BRIEF:
Count how many lines in this material contain "control". The answer is that number alone.

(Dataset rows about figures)

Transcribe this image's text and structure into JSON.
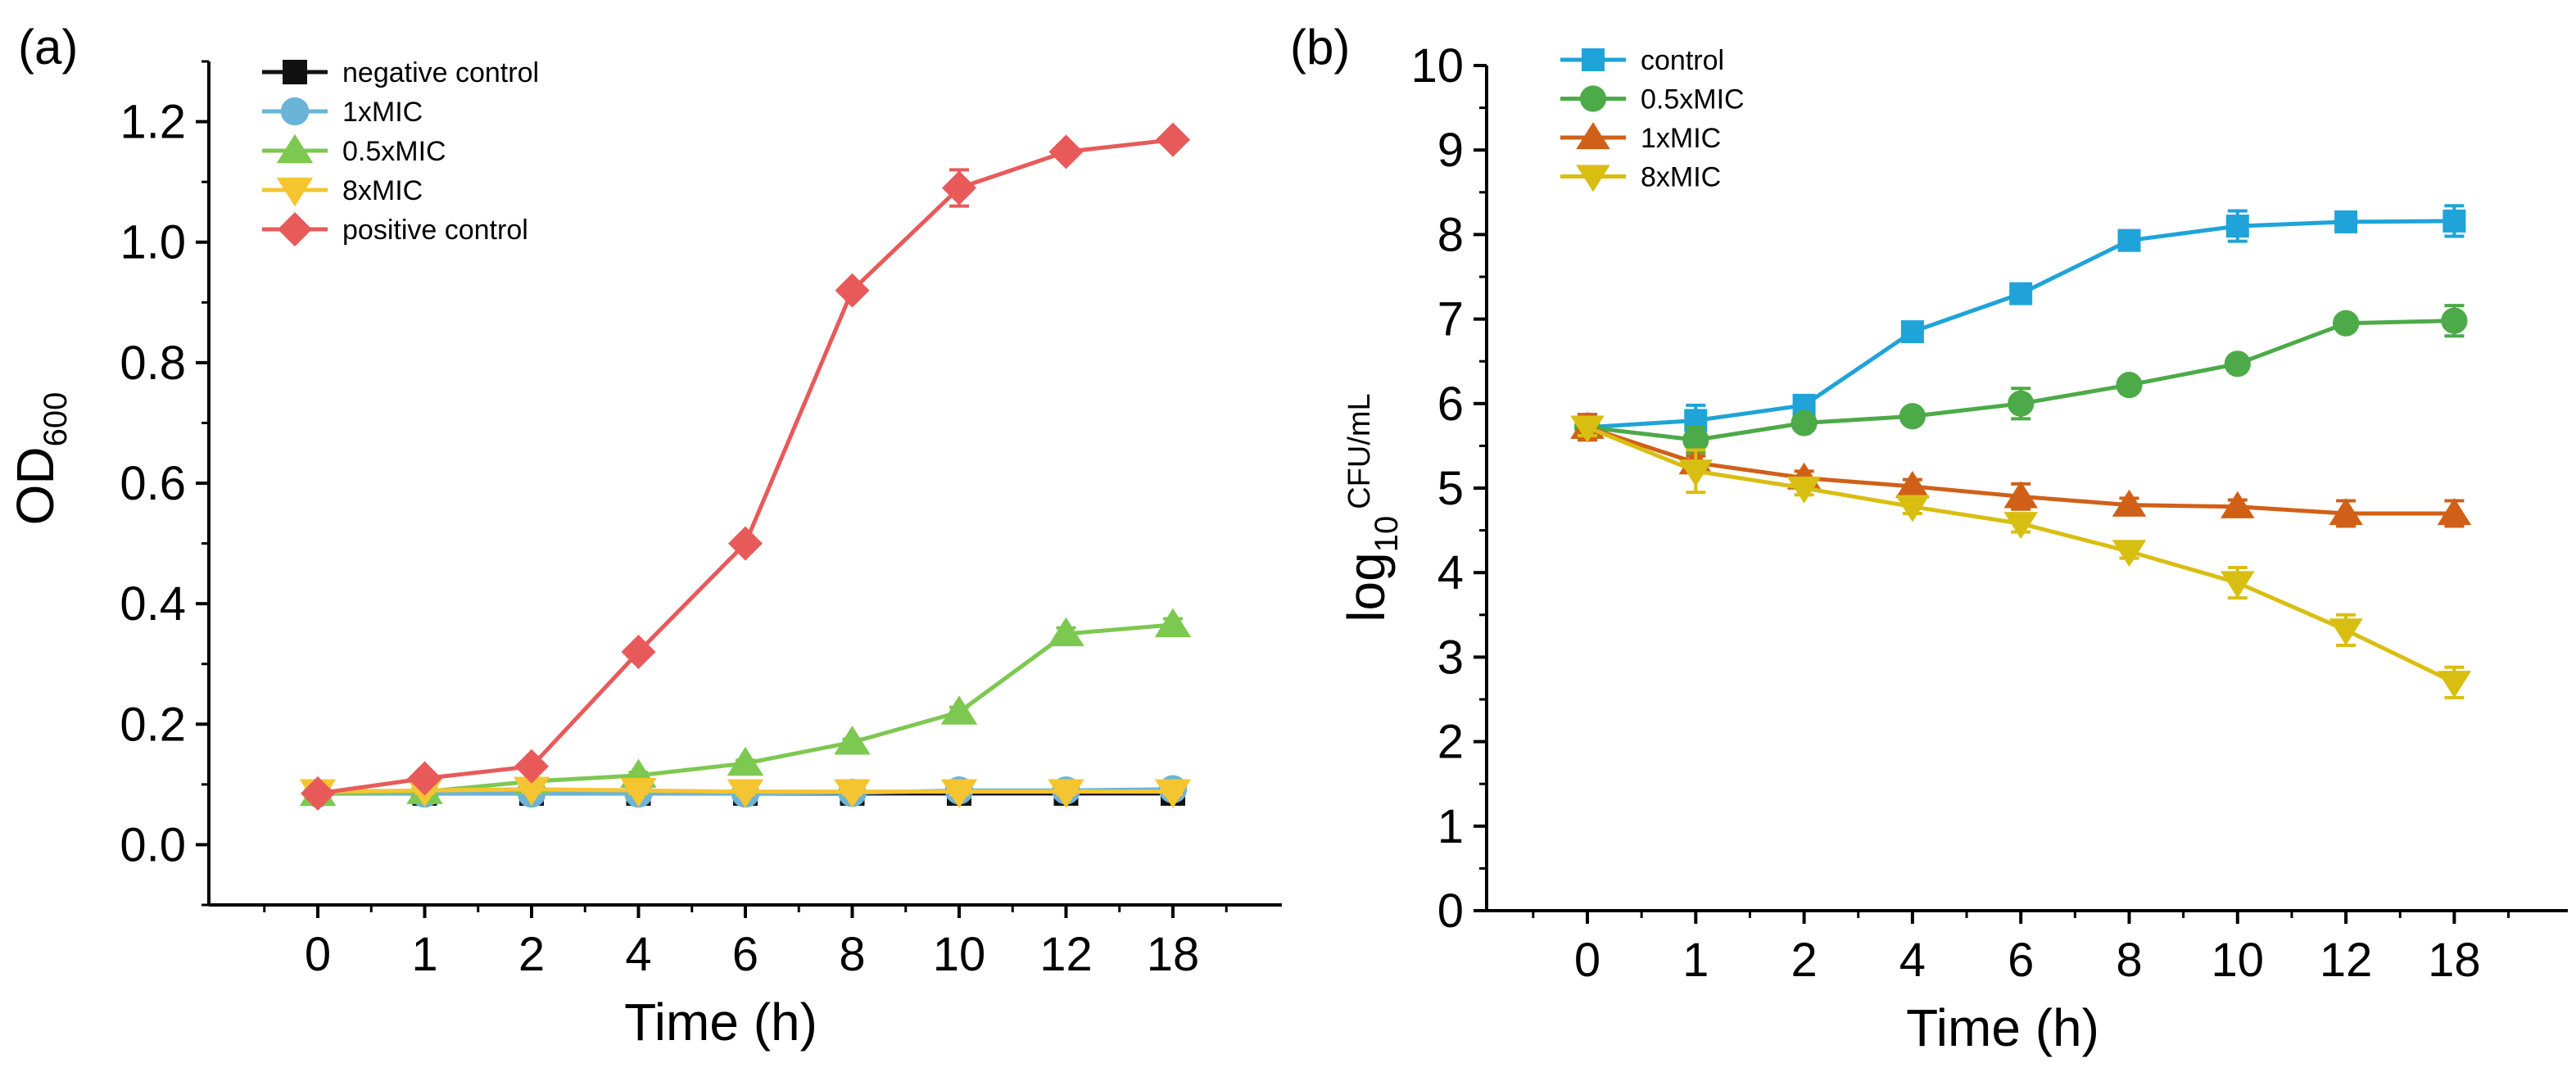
{
  "chart_data": [
    {
      "panel": "(a)",
      "type": "line",
      "xlabel": "Time (h)",
      "ylabel_main": "OD",
      "ylabel_sub": "600",
      "categories": [
        "0",
        "1",
        "2",
        "4",
        "6",
        "8",
        "10",
        "12",
        "18"
      ],
      "ylim": [
        -0.1,
        1.3
      ],
      "yticks": [
        0.0,
        0.2,
        0.4,
        0.6,
        0.8,
        1.0,
        1.2
      ],
      "ytick_labels": [
        "0.0",
        "0.2",
        "0.4",
        "0.6",
        "0.8",
        "1.0",
        "1.2"
      ],
      "legend_position": "top-left",
      "series": [
        {
          "name": "negative control",
          "color": "#111111",
          "marker": "square",
          "values": [
            0.085,
            0.085,
            0.085,
            0.085,
            0.085,
            0.085,
            0.085,
            0.085,
            0.085
          ],
          "errors": [
            0.005,
            0.005,
            0.005,
            0.005,
            0.005,
            0.005,
            0.005,
            0.005,
            0.005
          ]
        },
        {
          "name": "1xMIC",
          "color": "#6ab4d8",
          "marker": "circle",
          "values": [
            0.085,
            0.085,
            0.085,
            0.085,
            0.085,
            0.086,
            0.09,
            0.09,
            0.092
          ],
          "errors": [
            0.005,
            0.005,
            0.005,
            0.005,
            0.005,
            0.005,
            0.005,
            0.005,
            0.005
          ]
        },
        {
          "name": "0.5xMIC",
          "color": "#7dc850",
          "marker": "triangle-up",
          "values": [
            0.085,
            0.088,
            0.105,
            0.115,
            0.135,
            0.17,
            0.22,
            0.35,
            0.365
          ],
          "errors": [
            0.005,
            0.005,
            0.005,
            0.005,
            0.005,
            0.005,
            0.008,
            0.01,
            0.01
          ]
        },
        {
          "name": "8xMIC",
          "color": "#f5c531",
          "marker": "triangle-down",
          "values": [
            0.088,
            0.09,
            0.092,
            0.09,
            0.088,
            0.088,
            0.088,
            0.088,
            0.088
          ],
          "errors": [
            0.005,
            0.005,
            0.005,
            0.005,
            0.005,
            0.005,
            0.005,
            0.005,
            0.005
          ]
        },
        {
          "name": "positive control",
          "color": "#e85a5a",
          "marker": "diamond",
          "values": [
            0.085,
            0.11,
            0.13,
            0.32,
            0.5,
            0.92,
            1.09,
            1.15,
            1.17
          ],
          "errors": [
            0.005,
            0.005,
            0.005,
            0.01,
            0.01,
            0.01,
            0.03,
            0.01,
            0.01
          ]
        }
      ]
    },
    {
      "panel": "(b)",
      "type": "line",
      "xlabel": "Time (h)",
      "ylabel_main": "log",
      "ylabel_sub": "10",
      "ylabel_sup": "CFU/mL",
      "categories": [
        "0",
        "1",
        "2",
        "4",
        "6",
        "8",
        "10",
        "12",
        "18"
      ],
      "ylim": [
        0,
        10
      ],
      "yticks": [
        0,
        1,
        2,
        3,
        4,
        5,
        6,
        7,
        8,
        9,
        10
      ],
      "ytick_labels": [
        "0",
        "1",
        "2",
        "3",
        "4",
        "5",
        "6",
        "7",
        "8",
        "9",
        "10"
      ],
      "legend_position": "top-left",
      "series": [
        {
          "name": "control",
          "color": "#1fa3d8",
          "marker": "square",
          "values": [
            5.72,
            5.8,
            5.98,
            6.85,
            7.3,
            7.93,
            8.1,
            8.15,
            8.16
          ],
          "errors": [
            0.15,
            0.18,
            0.08,
            0.08,
            0.08,
            0.08,
            0.18,
            0.08,
            0.18
          ]
        },
        {
          "name": "0.5xMIC",
          "color": "#4caa48",
          "marker": "circle",
          "values": [
            5.72,
            5.57,
            5.77,
            5.85,
            6.0,
            6.22,
            6.47,
            6.95,
            6.98
          ],
          "errors": [
            0.15,
            0.15,
            0.08,
            0.08,
            0.18,
            0.08,
            0.08,
            0.08,
            0.18
          ]
        },
        {
          "name": "1xMIC",
          "color": "#d06018",
          "marker": "triangle-up",
          "values": [
            5.72,
            5.3,
            5.12,
            5.02,
            4.9,
            4.8,
            4.78,
            4.7,
            4.7
          ],
          "errors": [
            0.15,
            0.08,
            0.08,
            0.08,
            0.15,
            0.08,
            0.08,
            0.15,
            0.15
          ]
        },
        {
          "name": "8xMIC",
          "color": "#d9be12",
          "marker": "triangle-down",
          "values": [
            5.72,
            5.2,
            5.0,
            4.78,
            4.58,
            4.25,
            3.88,
            3.32,
            2.7
          ],
          "errors": [
            0.1,
            0.25,
            0.08,
            0.08,
            0.1,
            0.08,
            0.18,
            0.18,
            0.18
          ]
        }
      ]
    }
  ]
}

ANSWER FOR THIS EXERCISE:
3